* **Stored records**:

* BEGIN *

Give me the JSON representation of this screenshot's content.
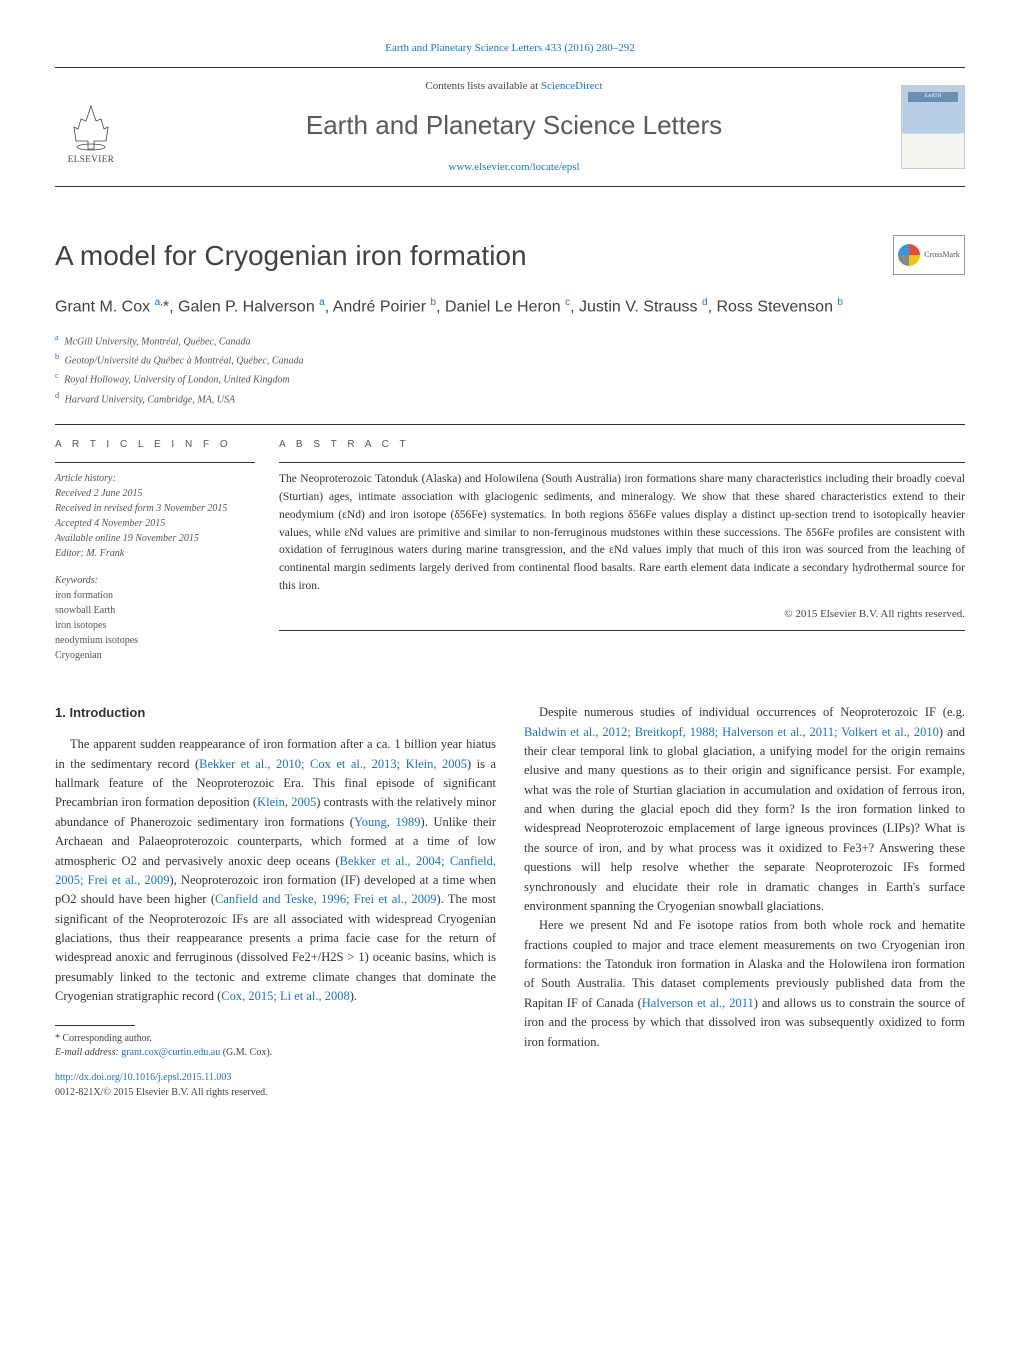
{
  "journal_ref": {
    "text": "Earth and Planetary Science Letters 433 (2016) 280–292",
    "link_text": "Earth and Planetary Science Letters 433 (2016) 280–292"
  },
  "header": {
    "contents_prefix": "Contents lists available at ",
    "contents_link": "ScienceDirect",
    "journal_title": "Earth and Planetary Science Letters",
    "homepage": "www.elsevier.com/locate/epsl",
    "elsevier_label": "ELSEVIER",
    "cover_label": "EARTH"
  },
  "crossmark_label": "CrossMark",
  "article": {
    "title": "A model for Cryogenian iron formation",
    "authors_html": "Grant M. Cox <sup>a,</sup>*, Galen P. Halverson <sup>a</sup>, André Poirier <sup>b</sup>, Daniel Le Heron <sup>c</sup>, Justin V. Strauss <sup>d</sup>, Ross Stevenson <sup>b</sup>",
    "affiliations": [
      {
        "sup": "a",
        "text": "McGill University, Montréal, Québec, Canada"
      },
      {
        "sup": "b",
        "text": "Geotop/Université du Québec à Montréal, Québec, Canada"
      },
      {
        "sup": "c",
        "text": "Royal Holloway, University of London, United Kingdom"
      },
      {
        "sup": "d",
        "text": "Harvard University, Cambridge, MA, USA"
      }
    ]
  },
  "info": {
    "heading": "a r t i c l e   i n f o",
    "history_label": "Article history:",
    "history": [
      "Received 2 June 2015",
      "Received in revised form 3 November 2015",
      "Accepted 4 November 2015",
      "Available online 19 November 2015",
      "Editor: M. Frank"
    ],
    "keywords_label": "Keywords:",
    "keywords": [
      "iron formation",
      "snowball Earth",
      "iron isotopes",
      "neodymium isotopes",
      "Cryogenian"
    ]
  },
  "abstract": {
    "heading": "a b s t r a c t",
    "text": "The Neoproterozoic Tatonduk (Alaska) and Holowilena (South Australia) iron formations share many characteristics including their broadly coeval (Sturtian) ages, intimate association with glaciogenic sediments, and mineralogy. We show that these shared characteristics extend to their neodymium (εNd) and iron isotope (δ56Fe) systematics. In both regions δ56Fe values display a distinct up-section trend to isotopically heavier values, while εNd values are primitive and similar to non-ferruginous mudstones within these successions. The δ56Fe profiles are consistent with oxidation of ferruginous waters during marine transgression, and the εNd values imply that much of this iron was sourced from the leaching of continental margin sediments largely derived from continental flood basalts. Rare earth element data indicate a secondary hydrothermal source for this iron.",
    "copyright": "© 2015 Elsevier B.V. All rights reserved."
  },
  "section1": {
    "heading": "1. Introduction",
    "p1_pre": "The apparent sudden reappearance of iron formation after a ca. 1 billion year hiatus in the sedimentary record (",
    "p1_ref1": "Bekker et al., 2010; Cox et al., 2013; Klein, 2005",
    "p1_mid1": ") is a hallmark feature of the Neoproterozoic Era. This final episode of significant Precambrian iron formation deposition (",
    "p1_ref2": "Klein, 2005",
    "p1_mid2": ") contrasts with the relatively minor abundance of Phanerozoic sedimentary iron formations (",
    "p1_ref3": "Young, 1989",
    "p1_mid3": "). Unlike their Archaean and Palaeoproterozoic counterparts, which formed at a time of low atmospheric O2 and pervasively anoxic deep oceans (",
    "p1_ref4": "Bekker et al., 2004; Canfield, 2005; Frei et al., 2009",
    "p1_mid4": "), Neoproterozoic iron formation (IF) developed at a time when pO2 should have been higher (",
    "p1_ref5": "Canfield and Teske, 1996; Frei et al., 2009",
    "p1_mid5": "). The most significant of the Neoproterozoic IFs are all associated with widespread Cryogenian glaciations, thus their reappearance presents a prima facie case for the return of widespread anoxic and ferruginous (dissolved Fe2+/H2S > 1) oceanic basins, which is presumably linked to the tectonic and extreme climate changes that dominate the Cryogenian stratigraphic record (",
    "p1_ref6": "Cox, 2015; Li et al., 2008",
    "p1_end": ").",
    "p2_pre": "Despite numerous studies of individual occurrences of Neoproterozoic IF (e.g. ",
    "p2_ref1": "Baldwin et al., 2012; Breitkopf, 1988; Halverson et al., 2011; Volkert et al., 2010",
    "p2_end": ") and their clear temporal link to global glaciation, a unifying model for the origin remains elusive and many questions as to their origin and significance persist. For example, what was the role of Sturtian glaciation in accumulation and oxidation of ferrous iron, and when during the glacial epoch did they form? Is the iron formation linked to widespread Neoproterozoic emplacement of large igneous provinces (LIPs)? What is the source of iron, and by what process was it oxidized to Fe3+? Answering these questions will help resolve whether the separate Neoproterozoic IFs formed synchronously and elucidate their role in dramatic changes in Earth's surface environment spanning the Cryogenian snowball glaciations.",
    "p3_pre": "Here we present Nd and Fe isotope ratios from both whole rock and hematite fractions coupled to major and trace element measurements on two Cryogenian iron formations: the Tatonduk iron formation in Alaska and the Holowilena iron formation of South Australia. This dataset complements previously published data from the Rapitan IF of Canada (",
    "p3_ref1": "Halverson et al., 2011",
    "p3_end": ") and allows us to constrain the source of iron and the process by which that dissolved iron was subsequently oxidized to form iron formation."
  },
  "footnotes": {
    "corresponding": "* Corresponding author.",
    "email_label": "E-mail address: ",
    "email": "grant.cox@curtin.edu.au",
    "email_suffix": " (G.M. Cox)."
  },
  "doi": {
    "url": "http://dx.doi.org/10.1016/j.epsl.2015.11.003",
    "issn_line": "0012-821X/© 2015 Elsevier B.V. All rights reserved."
  },
  "colors": {
    "link": "#1a73c7",
    "text": "#333333",
    "heading_gray": "#5a5a5a"
  }
}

* END *

Repeat the data exactly, dropping every picture it holds.

Give me the JSON representation of this screenshot's content.
{
  "journal_ref": {
    "text": "Earth and Planetary Science Letters 433 (2016) 280–292",
    "link_text": "Earth and Planetary Science Letters 433 (2016) 280–292"
  },
  "header": {
    "contents_prefix": "Contents lists available at ",
    "contents_link": "ScienceDirect",
    "journal_title": "Earth and Planetary Science Letters",
    "homepage": "www.elsevier.com/locate/epsl",
    "elsevier_label": "ELSEVIER",
    "cover_label": "EARTH"
  },
  "crossmark_label": "CrossMark",
  "article": {
    "title": "A model for Cryogenian iron formation",
    "authors_html": "Grant M. Cox <sup>a,</sup>*, Galen P. Halverson <sup>a</sup>, André Poirier <sup>b</sup>, Daniel Le Heron <sup>c</sup>, Justin V. Strauss <sup>d</sup>, Ross Stevenson <sup>b</sup>",
    "affiliations": [
      {
        "sup": "a",
        "text": "McGill University, Montréal, Québec, Canada"
      },
      {
        "sup": "b",
        "text": "Geotop/Université du Québec à Montréal, Québec, Canada"
      },
      {
        "sup": "c",
        "text": "Royal Holloway, University of London, United Kingdom"
      },
      {
        "sup": "d",
        "text": "Harvard University, Cambridge, MA, USA"
      }
    ]
  },
  "info": {
    "heading": "a r t i c l e   i n f o",
    "history_label": "Article history:",
    "history": [
      "Received 2 June 2015",
      "Received in revised form 3 November 2015",
      "Accepted 4 November 2015",
      "Available online 19 November 2015",
      "Editor: M. Frank"
    ],
    "keywords_label": "Keywords:",
    "keywords": [
      "iron formation",
      "snowball Earth",
      "iron isotopes",
      "neodymium isotopes",
      "Cryogenian"
    ]
  },
  "abstract": {
    "heading": "a b s t r a c t",
    "text": "The Neoproterozoic Tatonduk (Alaska) and Holowilena (South Australia) iron formations share many characteristics including their broadly coeval (Sturtian) ages, intimate association with glaciogenic sediments, and mineralogy. We show that these shared characteristics extend to their neodymium (εNd) and iron isotope (δ56Fe) systematics. In both regions δ56Fe values display a distinct up-section trend to isotopically heavier values, while εNd values are primitive and similar to non-ferruginous mudstones within these successions. The δ56Fe profiles are consistent with oxidation of ferruginous waters during marine transgression, and the εNd values imply that much of this iron was sourced from the leaching of continental margin sediments largely derived from continental flood basalts. Rare earth element data indicate a secondary hydrothermal source for this iron.",
    "copyright": "© 2015 Elsevier B.V. All rights reserved."
  },
  "section1": {
    "heading": "1. Introduction",
    "p1_pre": "The apparent sudden reappearance of iron formation after a ca. 1 billion year hiatus in the sedimentary record (",
    "p1_ref1": "Bekker et al., 2010; Cox et al., 2013; Klein, 2005",
    "p1_mid1": ") is a hallmark feature of the Neoproterozoic Era. This final episode of significant Precambrian iron formation deposition (",
    "p1_ref2": "Klein, 2005",
    "p1_mid2": ") contrasts with the relatively minor abundance of Phanerozoic sedimentary iron formations (",
    "p1_ref3": "Young, 1989",
    "p1_mid3": "). Unlike their Archaean and Palaeoproterozoic counterparts, which formed at a time of low atmospheric O2 and pervasively anoxic deep oceans (",
    "p1_ref4": "Bekker et al., 2004; Canfield, 2005; Frei et al., 2009",
    "p1_mid4": "), Neoproterozoic iron formation (IF) developed at a time when pO2 should have been higher (",
    "p1_ref5": "Canfield and Teske, 1996; Frei et al., 2009",
    "p1_mid5": "). The most significant of the Neoproterozoic IFs are all associated with widespread Cryogenian glaciations, thus their reappearance presents a prima facie case for the return of widespread anoxic and ferruginous (dissolved Fe2+/H2S > 1) oceanic basins, which is presumably linked to the tectonic and extreme climate changes that dominate the Cryogenian stratigraphic record (",
    "p1_ref6": "Cox, 2015; Li et al., 2008",
    "p1_end": ").",
    "p2_pre": "Despite numerous studies of individual occurrences of Neoproterozoic IF (e.g. ",
    "p2_ref1": "Baldwin et al., 2012; Breitkopf, 1988; Halverson et al., 2011; Volkert et al., 2010",
    "p2_end": ") and their clear temporal link to global glaciation, a unifying model for the origin remains elusive and many questions as to their origin and significance persist. For example, what was the role of Sturtian glaciation in accumulation and oxidation of ferrous iron, and when during the glacial epoch did they form? Is the iron formation linked to widespread Neoproterozoic emplacement of large igneous provinces (LIPs)? What is the source of iron, and by what process was it oxidized to Fe3+? Answering these questions will help resolve whether the separate Neoproterozoic IFs formed synchronously and elucidate their role in dramatic changes in Earth's surface environment spanning the Cryogenian snowball glaciations.",
    "p3_pre": "Here we present Nd and Fe isotope ratios from both whole rock and hematite fractions coupled to major and trace element measurements on two Cryogenian iron formations: the Tatonduk iron formation in Alaska and the Holowilena iron formation of South Australia. This dataset complements previously published data from the Rapitan IF of Canada (",
    "p3_ref1": "Halverson et al., 2011",
    "p3_end": ") and allows us to constrain the source of iron and the process by which that dissolved iron was subsequently oxidized to form iron formation."
  },
  "footnotes": {
    "corresponding": "* Corresponding author.",
    "email_label": "E-mail address: ",
    "email": "grant.cox@curtin.edu.au",
    "email_suffix": " (G.M. Cox)."
  },
  "doi": {
    "url": "http://dx.doi.org/10.1016/j.epsl.2015.11.003",
    "issn_line": "0012-821X/© 2015 Elsevier B.V. All rights reserved."
  },
  "colors": {
    "link": "#1a73c7",
    "text": "#333333",
    "heading_gray": "#5a5a5a"
  }
}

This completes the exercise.